What follows is a listing. Return every line of it exactly.

■ ■ ■ ■ ■ ■ ■

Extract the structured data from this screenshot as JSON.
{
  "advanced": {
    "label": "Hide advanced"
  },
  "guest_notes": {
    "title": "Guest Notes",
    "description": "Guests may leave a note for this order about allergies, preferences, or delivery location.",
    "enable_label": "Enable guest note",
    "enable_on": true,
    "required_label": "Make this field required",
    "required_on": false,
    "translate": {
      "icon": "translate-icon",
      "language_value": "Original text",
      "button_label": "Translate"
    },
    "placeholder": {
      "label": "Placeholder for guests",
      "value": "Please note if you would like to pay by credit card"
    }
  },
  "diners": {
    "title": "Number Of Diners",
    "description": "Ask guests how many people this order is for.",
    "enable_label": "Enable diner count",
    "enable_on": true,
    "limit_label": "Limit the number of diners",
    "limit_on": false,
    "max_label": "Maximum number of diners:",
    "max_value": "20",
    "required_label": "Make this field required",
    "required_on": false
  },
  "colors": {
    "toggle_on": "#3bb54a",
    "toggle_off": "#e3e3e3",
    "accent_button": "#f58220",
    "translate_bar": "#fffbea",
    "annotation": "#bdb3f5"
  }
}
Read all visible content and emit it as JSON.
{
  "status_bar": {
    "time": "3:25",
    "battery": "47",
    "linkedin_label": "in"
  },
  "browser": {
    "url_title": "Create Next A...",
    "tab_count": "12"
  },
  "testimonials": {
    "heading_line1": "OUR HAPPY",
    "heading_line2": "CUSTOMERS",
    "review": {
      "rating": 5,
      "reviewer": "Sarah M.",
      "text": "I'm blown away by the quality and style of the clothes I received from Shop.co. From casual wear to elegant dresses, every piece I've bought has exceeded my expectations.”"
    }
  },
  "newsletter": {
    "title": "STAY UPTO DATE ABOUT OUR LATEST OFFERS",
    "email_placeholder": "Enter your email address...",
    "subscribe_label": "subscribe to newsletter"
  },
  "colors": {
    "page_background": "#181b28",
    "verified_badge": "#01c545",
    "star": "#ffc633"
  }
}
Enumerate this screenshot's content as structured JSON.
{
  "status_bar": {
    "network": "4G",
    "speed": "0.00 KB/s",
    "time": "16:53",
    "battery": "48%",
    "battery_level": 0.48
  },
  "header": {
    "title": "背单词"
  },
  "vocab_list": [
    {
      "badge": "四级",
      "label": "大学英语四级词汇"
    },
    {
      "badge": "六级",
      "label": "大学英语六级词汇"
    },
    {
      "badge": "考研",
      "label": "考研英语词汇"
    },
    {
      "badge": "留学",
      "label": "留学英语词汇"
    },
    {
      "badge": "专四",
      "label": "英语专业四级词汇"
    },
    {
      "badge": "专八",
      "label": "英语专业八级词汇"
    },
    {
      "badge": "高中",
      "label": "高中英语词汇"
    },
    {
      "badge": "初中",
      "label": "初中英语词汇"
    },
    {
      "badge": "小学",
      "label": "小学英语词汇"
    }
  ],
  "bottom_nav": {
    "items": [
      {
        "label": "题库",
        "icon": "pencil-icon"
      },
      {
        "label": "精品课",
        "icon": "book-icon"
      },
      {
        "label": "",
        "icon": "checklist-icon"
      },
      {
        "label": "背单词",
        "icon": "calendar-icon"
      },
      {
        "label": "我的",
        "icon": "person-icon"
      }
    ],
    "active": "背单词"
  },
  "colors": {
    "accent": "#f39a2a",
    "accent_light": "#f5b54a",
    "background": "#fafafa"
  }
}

■ ■ ■ ■ ■ ■ ■

Worked answer:
Extract the structured data from this screenshot as JSON.
{
  "advanced": {
    "label": "Hide advanced"
  },
  "guest_notes": {
    "title": "Guest Notes",
    "description": "Guests may leave a note for this order about allergies, preferences, or delivery location.",
    "enable_label": "Enable guest note",
    "enable_on": true,
    "required_label": "Make this field required",
    "required_on": false,
    "translate": {
      "icon": "translate-icon",
      "language_value": "Original text",
      "button_label": "Translate"
    },
    "placeholder": {
      "label": "Placeholder for guests",
      "value": "Please note if you would like to pay by credit card"
    }
  },
  "diners": {
    "title": "Number Of Diners",
    "description": "Ask guests how many people this order is for.",
    "enable_label": "Enable diner count",
    "enable_on": true,
    "limit_label": "Limit the number of diners",
    "limit_on": false,
    "max_label": "Maximum number of diners:",
    "max_value": "20",
    "required_label": "Make this field required",
    "required_on": false
  },
  "colors": {
    "toggle_on": "#3bb54a",
    "toggle_off": "#e3e3e3",
    "accent_button": "#f58220",
    "translate_bar": "#fffbea",
    "annotation": "#bdb3f5"
  }
}
Read all visible content and emit it as JSON.
{
  "status_bar": {
    "time": "3:25",
    "battery": "47",
    "linkedin_label": "in"
  },
  "browser": {
    "url_title": "Create Next A...",
    "tab_count": "12"
  },
  "testimonials": {
    "heading_line1": "OUR HAPPY",
    "heading_line2": "CUSTOMERS",
    "review": {
      "rating": 5,
      "reviewer": "Sarah M.",
      "text": "I'm blown away by the quality and style of the clothes I received from Shop.co. From casual wear to elegant dresses, every piece I've bought has exceeded my expectations.”"
    }
  },
  "newsletter": {
    "title": "STAY UPTO DATE ABOUT OUR LATEST OFFERS",
    "email_placeholder": "Enter your email address...",
    "subscribe_label": "subscribe to newsletter"
  },
  "colors": {
    "page_background": "#181b28",
    "verified_badge": "#01c545",
    "star": "#ffc633"
  }
}
Enumerate this screenshot's content as structured JSON.
{
  "status_bar": {
    "network": "4G",
    "speed": "0.00 KB/s",
    "time": "16:53",
    "battery": "48%",
    "battery_level": 0.48
  },
  "header": {
    "title": "背单词"
  },
  "vocab_list": [
    {
      "badge": "四级",
      "label": "大学英语四级词汇"
    },
    {
      "badge": "六级",
      "label": "大学英语六级词汇"
    },
    {
      "badge": "考研",
      "label": "考研英语词汇"
    },
    {
      "badge": "留学",
      "label": "留学英语词汇"
    },
    {
      "badge": "专四",
      "label": "英语专业四级词汇"
    },
    {
      "badge": "专八",
      "label": "英语专业八级词汇"
    },
    {
      "badge": "高中",
      "label": "高中英语词汇"
    },
    {
      "badge": "初中",
      "label": "初中英语词汇"
    },
    {
      "badge": "小学",
      "label": "小学英语词汇"
    }
  ],
  "bottom_nav": {
    "items": [
      {
        "label": "题库",
        "icon": "pencil-icon"
      },
      {
        "label": "精品课",
        "icon": "book-icon"
      },
      {
        "label": "",
        "icon": "checklist-icon"
      },
      {
        "label": "背单词",
        "icon": "calendar-icon"
      },
      {
        "label": "我的",
        "icon": "person-icon"
      }
    ],
    "active": "背单词"
  },
  "colors": {
    "accent": "#f39a2a",
    "accent_light": "#f5b54a",
    "background": "#fafafa"
  }
}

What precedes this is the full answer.